- Written task
Give the number of lines in this listing that contain the word "Program", and nothing else.

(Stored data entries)
+ + + +
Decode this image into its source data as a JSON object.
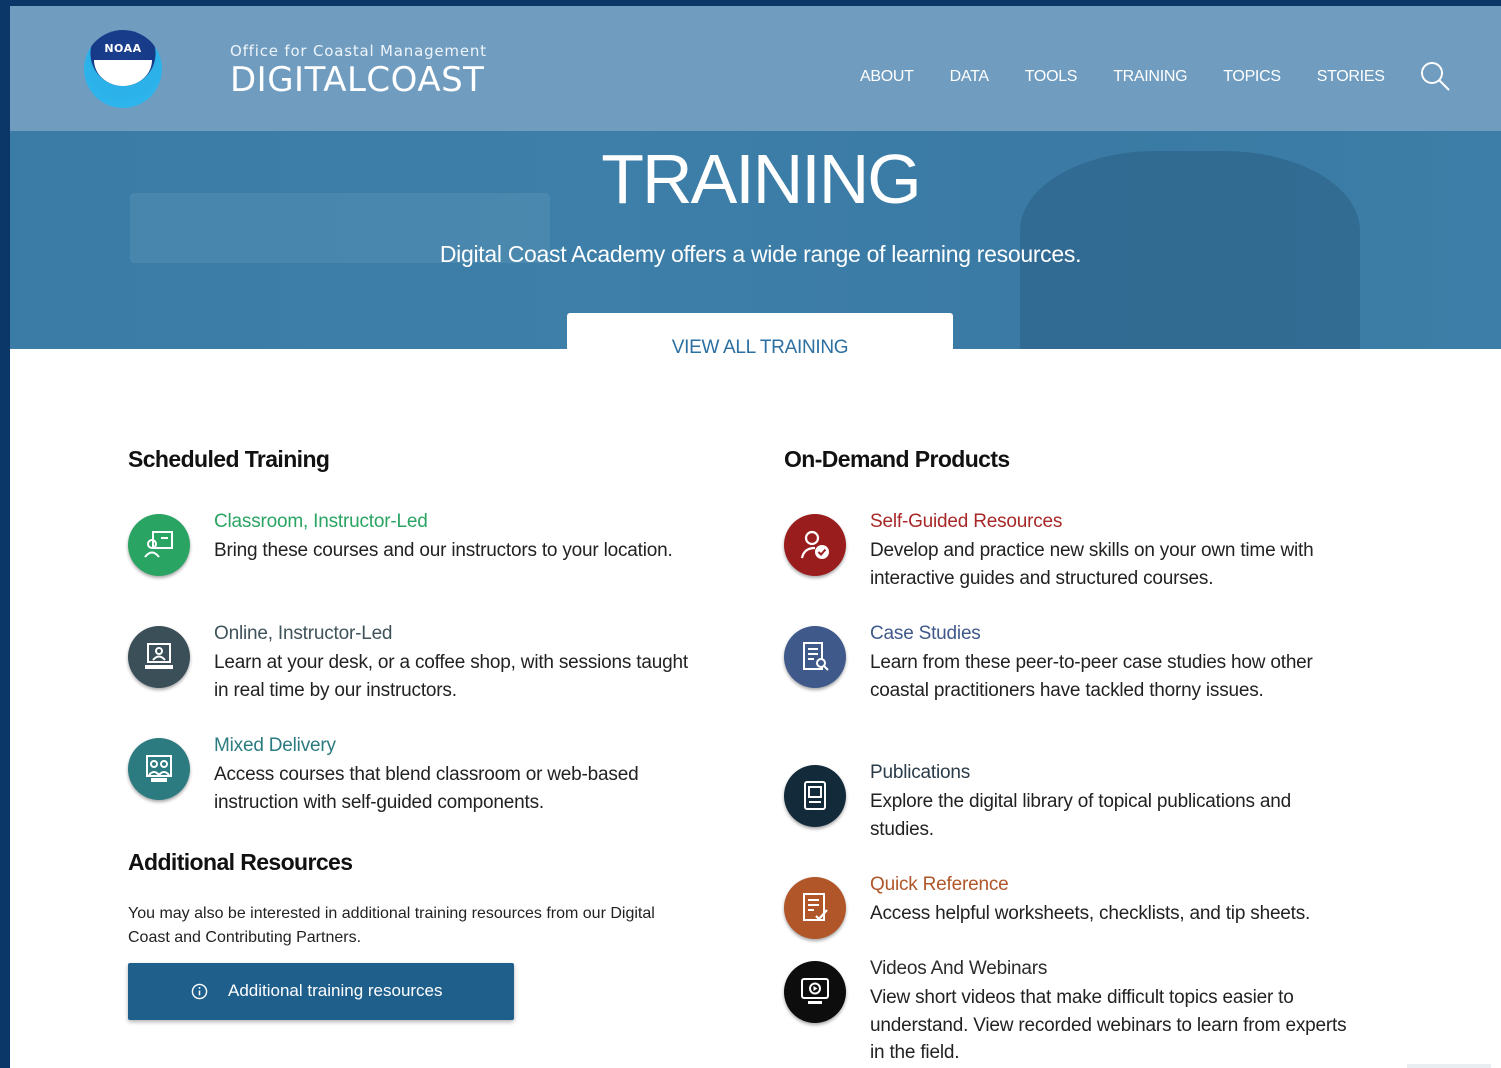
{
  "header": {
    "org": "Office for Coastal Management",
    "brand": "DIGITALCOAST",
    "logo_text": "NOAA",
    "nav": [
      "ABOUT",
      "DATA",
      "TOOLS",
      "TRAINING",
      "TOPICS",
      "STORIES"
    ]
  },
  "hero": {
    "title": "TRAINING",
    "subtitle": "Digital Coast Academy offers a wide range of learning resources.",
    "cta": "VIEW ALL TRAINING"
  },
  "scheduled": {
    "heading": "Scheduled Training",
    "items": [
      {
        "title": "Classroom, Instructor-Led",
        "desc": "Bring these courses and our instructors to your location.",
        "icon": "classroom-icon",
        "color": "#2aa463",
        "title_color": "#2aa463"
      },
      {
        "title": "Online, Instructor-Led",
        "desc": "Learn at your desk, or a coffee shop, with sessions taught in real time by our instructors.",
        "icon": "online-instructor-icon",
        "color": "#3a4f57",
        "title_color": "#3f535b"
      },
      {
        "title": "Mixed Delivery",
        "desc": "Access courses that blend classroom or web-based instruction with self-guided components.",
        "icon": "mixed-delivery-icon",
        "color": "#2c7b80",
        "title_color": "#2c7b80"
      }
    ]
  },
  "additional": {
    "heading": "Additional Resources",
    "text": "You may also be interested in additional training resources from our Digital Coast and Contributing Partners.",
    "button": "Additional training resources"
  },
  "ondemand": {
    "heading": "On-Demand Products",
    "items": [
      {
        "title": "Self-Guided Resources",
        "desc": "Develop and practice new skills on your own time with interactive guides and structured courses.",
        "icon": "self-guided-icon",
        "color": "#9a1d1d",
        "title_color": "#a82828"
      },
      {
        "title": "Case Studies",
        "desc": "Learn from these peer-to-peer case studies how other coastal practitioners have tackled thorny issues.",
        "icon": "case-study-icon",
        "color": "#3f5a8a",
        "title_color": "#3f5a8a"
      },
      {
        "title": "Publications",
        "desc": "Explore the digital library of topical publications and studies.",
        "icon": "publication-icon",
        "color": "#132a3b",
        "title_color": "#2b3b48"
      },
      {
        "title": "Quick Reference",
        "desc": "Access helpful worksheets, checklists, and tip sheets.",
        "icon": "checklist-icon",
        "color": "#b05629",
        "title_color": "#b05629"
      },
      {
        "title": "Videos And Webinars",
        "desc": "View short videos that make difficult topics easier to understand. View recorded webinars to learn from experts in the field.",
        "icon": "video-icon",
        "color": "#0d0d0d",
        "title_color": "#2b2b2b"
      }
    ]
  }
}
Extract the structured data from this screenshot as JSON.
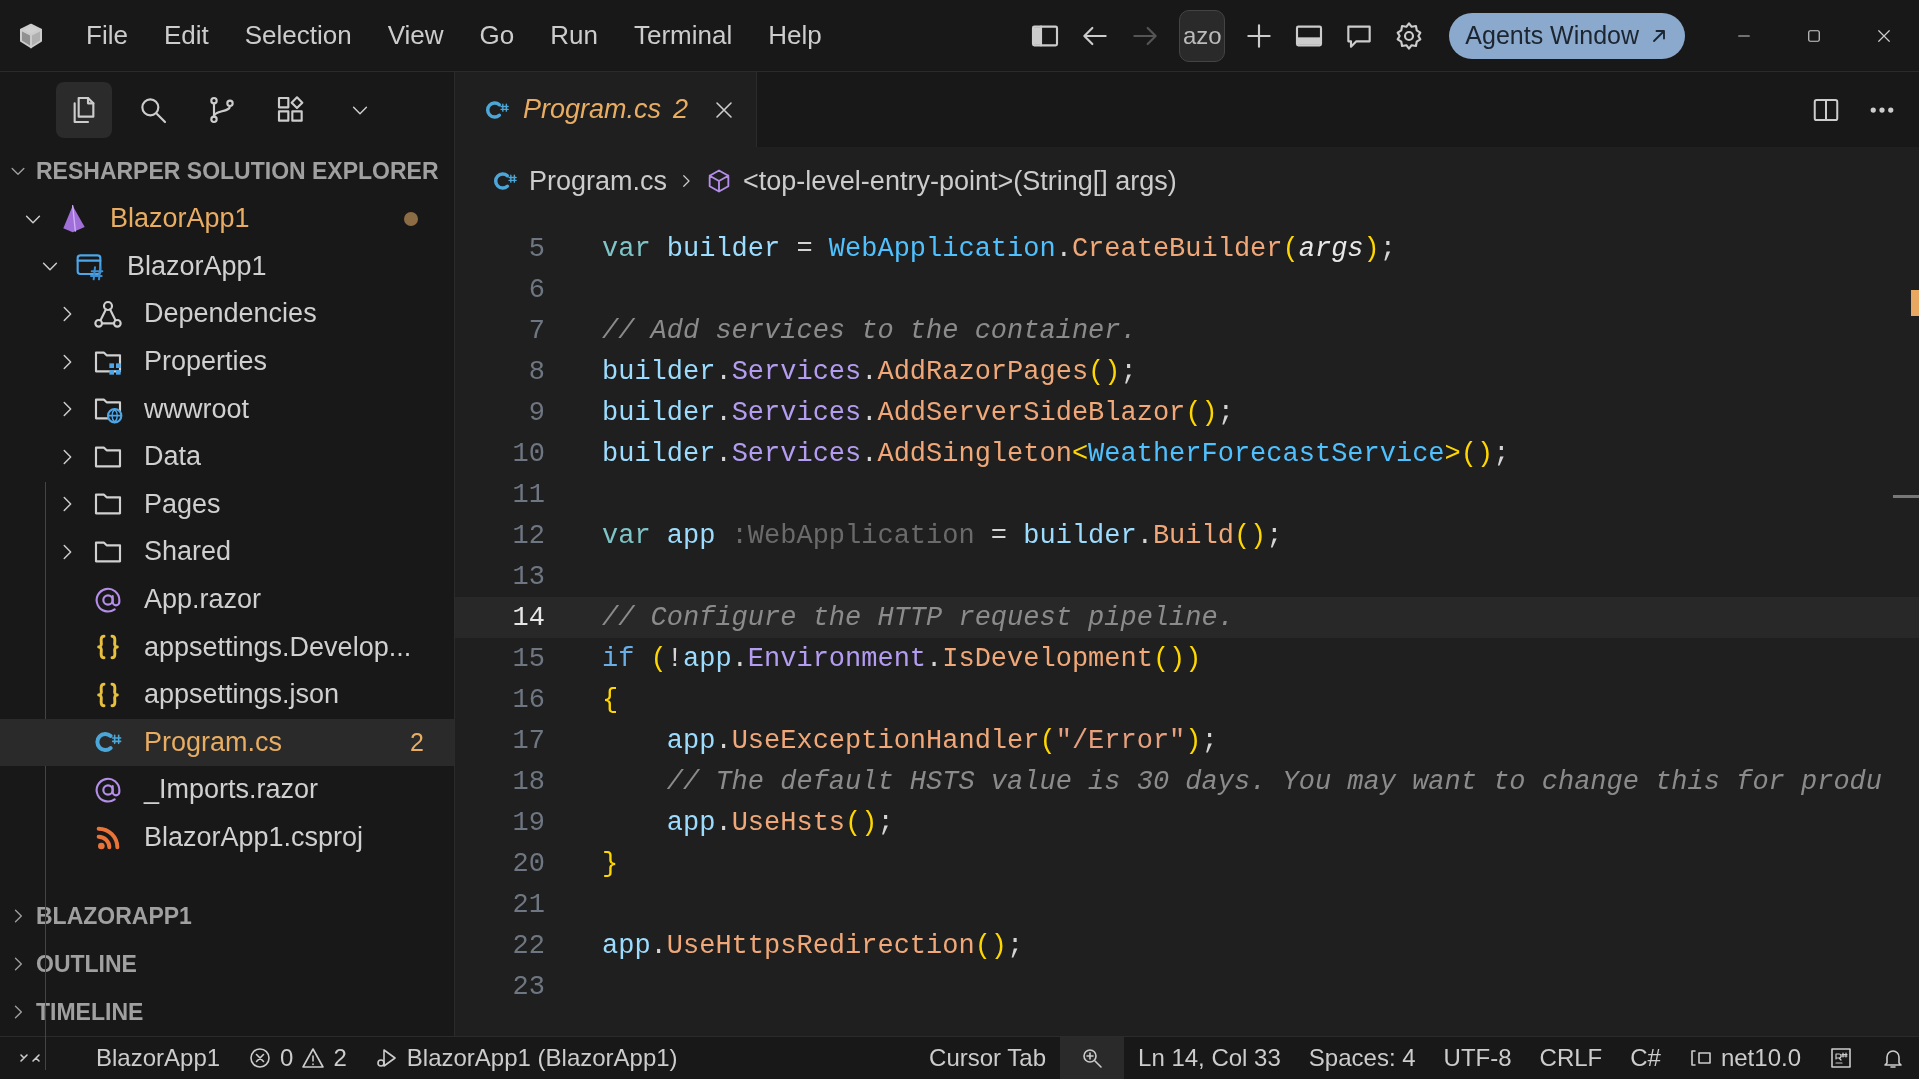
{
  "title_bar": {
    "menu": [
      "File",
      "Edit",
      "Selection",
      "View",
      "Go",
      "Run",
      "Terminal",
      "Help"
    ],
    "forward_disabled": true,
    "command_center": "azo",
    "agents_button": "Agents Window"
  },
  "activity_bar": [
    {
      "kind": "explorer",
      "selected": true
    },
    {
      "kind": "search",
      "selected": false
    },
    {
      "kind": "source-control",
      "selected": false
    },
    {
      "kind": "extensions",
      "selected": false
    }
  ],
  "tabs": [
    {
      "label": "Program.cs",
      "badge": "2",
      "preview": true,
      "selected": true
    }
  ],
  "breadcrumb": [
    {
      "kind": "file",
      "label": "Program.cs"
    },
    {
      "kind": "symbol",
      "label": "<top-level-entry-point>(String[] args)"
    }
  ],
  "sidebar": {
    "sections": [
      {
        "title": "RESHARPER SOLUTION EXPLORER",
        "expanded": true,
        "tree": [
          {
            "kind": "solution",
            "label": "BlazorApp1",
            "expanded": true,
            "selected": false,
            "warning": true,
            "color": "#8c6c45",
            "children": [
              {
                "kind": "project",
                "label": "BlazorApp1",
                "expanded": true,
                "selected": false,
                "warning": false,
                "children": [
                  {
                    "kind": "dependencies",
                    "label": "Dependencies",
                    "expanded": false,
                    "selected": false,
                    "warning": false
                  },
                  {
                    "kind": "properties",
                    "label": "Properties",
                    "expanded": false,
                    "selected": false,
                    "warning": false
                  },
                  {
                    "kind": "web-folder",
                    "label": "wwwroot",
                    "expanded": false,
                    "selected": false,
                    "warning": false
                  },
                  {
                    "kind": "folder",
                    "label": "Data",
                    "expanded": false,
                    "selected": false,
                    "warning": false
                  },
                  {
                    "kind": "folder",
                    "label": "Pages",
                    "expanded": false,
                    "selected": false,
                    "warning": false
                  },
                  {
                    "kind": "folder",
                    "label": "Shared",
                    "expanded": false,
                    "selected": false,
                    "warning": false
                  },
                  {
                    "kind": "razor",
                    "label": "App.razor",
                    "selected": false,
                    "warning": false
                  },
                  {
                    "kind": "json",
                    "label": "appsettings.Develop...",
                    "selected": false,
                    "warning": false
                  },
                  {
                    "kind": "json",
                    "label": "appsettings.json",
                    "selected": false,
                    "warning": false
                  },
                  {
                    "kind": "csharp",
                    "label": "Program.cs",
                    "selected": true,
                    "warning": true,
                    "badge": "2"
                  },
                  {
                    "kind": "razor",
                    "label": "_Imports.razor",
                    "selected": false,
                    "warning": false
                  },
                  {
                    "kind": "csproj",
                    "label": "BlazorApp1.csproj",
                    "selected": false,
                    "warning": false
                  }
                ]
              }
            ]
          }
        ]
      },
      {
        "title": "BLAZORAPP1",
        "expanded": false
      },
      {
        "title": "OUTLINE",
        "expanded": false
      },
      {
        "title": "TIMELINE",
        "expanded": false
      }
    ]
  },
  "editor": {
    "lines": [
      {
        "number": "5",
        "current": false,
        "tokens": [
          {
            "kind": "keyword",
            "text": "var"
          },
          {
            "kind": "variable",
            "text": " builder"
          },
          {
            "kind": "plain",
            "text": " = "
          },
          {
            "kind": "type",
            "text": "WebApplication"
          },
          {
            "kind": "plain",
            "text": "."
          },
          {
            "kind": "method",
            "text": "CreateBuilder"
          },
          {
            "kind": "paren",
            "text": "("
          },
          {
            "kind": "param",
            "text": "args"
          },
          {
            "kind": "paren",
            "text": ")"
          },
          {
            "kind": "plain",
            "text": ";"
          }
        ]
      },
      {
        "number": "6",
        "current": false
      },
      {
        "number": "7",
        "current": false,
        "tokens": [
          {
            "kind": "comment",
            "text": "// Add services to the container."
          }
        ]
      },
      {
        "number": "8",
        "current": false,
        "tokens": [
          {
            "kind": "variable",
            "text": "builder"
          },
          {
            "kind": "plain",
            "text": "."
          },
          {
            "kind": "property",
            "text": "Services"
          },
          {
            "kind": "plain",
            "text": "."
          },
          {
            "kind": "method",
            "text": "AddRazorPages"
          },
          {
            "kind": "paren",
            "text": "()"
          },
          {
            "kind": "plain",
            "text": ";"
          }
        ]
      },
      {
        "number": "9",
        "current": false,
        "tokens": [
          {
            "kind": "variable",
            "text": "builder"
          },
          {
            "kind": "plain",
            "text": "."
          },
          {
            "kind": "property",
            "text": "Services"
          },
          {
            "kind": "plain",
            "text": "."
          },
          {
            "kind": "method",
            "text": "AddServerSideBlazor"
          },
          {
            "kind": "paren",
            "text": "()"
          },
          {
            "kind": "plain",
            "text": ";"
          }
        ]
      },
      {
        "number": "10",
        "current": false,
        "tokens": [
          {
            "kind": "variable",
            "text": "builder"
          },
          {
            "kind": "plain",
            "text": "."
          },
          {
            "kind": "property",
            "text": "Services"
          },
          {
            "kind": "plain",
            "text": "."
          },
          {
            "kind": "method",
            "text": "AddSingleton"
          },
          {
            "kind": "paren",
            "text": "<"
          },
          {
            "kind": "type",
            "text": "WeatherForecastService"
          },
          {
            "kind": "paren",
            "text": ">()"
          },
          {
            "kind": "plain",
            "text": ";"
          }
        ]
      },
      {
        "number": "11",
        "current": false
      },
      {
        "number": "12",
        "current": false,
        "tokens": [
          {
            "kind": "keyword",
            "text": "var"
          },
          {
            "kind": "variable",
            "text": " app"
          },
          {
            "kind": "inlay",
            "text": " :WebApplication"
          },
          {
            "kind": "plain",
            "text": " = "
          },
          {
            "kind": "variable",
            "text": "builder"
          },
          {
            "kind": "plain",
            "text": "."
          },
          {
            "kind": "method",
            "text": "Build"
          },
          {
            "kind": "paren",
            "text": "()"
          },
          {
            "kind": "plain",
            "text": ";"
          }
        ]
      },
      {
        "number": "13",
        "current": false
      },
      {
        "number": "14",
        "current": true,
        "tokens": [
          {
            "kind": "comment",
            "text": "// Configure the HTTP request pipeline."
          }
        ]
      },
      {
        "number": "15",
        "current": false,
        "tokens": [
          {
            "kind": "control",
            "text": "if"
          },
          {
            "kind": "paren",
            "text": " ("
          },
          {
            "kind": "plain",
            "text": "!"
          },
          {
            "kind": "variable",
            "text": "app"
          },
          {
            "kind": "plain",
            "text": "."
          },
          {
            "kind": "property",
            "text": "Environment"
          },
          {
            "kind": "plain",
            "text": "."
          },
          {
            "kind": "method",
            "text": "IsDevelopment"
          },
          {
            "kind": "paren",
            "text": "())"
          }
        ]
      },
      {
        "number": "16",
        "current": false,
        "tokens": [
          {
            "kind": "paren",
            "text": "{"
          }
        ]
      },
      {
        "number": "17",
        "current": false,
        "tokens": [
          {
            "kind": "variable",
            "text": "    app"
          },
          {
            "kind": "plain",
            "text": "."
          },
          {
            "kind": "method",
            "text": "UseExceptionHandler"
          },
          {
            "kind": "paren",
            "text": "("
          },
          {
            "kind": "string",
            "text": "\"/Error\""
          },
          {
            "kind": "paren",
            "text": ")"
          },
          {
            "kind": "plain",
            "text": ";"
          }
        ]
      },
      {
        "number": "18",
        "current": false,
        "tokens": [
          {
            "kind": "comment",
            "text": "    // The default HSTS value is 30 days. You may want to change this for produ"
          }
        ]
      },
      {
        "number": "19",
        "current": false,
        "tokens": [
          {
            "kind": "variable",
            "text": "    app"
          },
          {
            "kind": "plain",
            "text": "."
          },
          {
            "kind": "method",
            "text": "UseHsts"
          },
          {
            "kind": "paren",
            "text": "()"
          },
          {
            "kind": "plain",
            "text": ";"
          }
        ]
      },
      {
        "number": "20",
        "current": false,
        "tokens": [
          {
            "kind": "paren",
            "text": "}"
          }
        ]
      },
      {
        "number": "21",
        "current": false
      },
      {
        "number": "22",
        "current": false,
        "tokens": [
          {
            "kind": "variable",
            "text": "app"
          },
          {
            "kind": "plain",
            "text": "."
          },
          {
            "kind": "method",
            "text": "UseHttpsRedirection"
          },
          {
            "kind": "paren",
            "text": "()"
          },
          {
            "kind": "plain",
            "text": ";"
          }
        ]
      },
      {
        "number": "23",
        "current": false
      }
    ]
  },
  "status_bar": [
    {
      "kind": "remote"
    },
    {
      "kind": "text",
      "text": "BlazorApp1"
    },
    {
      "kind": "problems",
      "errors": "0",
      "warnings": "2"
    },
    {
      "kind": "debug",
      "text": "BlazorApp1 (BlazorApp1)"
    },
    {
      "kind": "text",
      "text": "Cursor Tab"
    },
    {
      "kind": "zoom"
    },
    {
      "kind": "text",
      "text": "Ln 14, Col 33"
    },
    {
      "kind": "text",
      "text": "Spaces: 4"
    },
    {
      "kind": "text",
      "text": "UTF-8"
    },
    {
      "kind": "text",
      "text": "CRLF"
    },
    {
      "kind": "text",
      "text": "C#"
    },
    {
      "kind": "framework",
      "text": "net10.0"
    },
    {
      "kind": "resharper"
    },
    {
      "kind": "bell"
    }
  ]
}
+ + + +
- Output for this exercise
3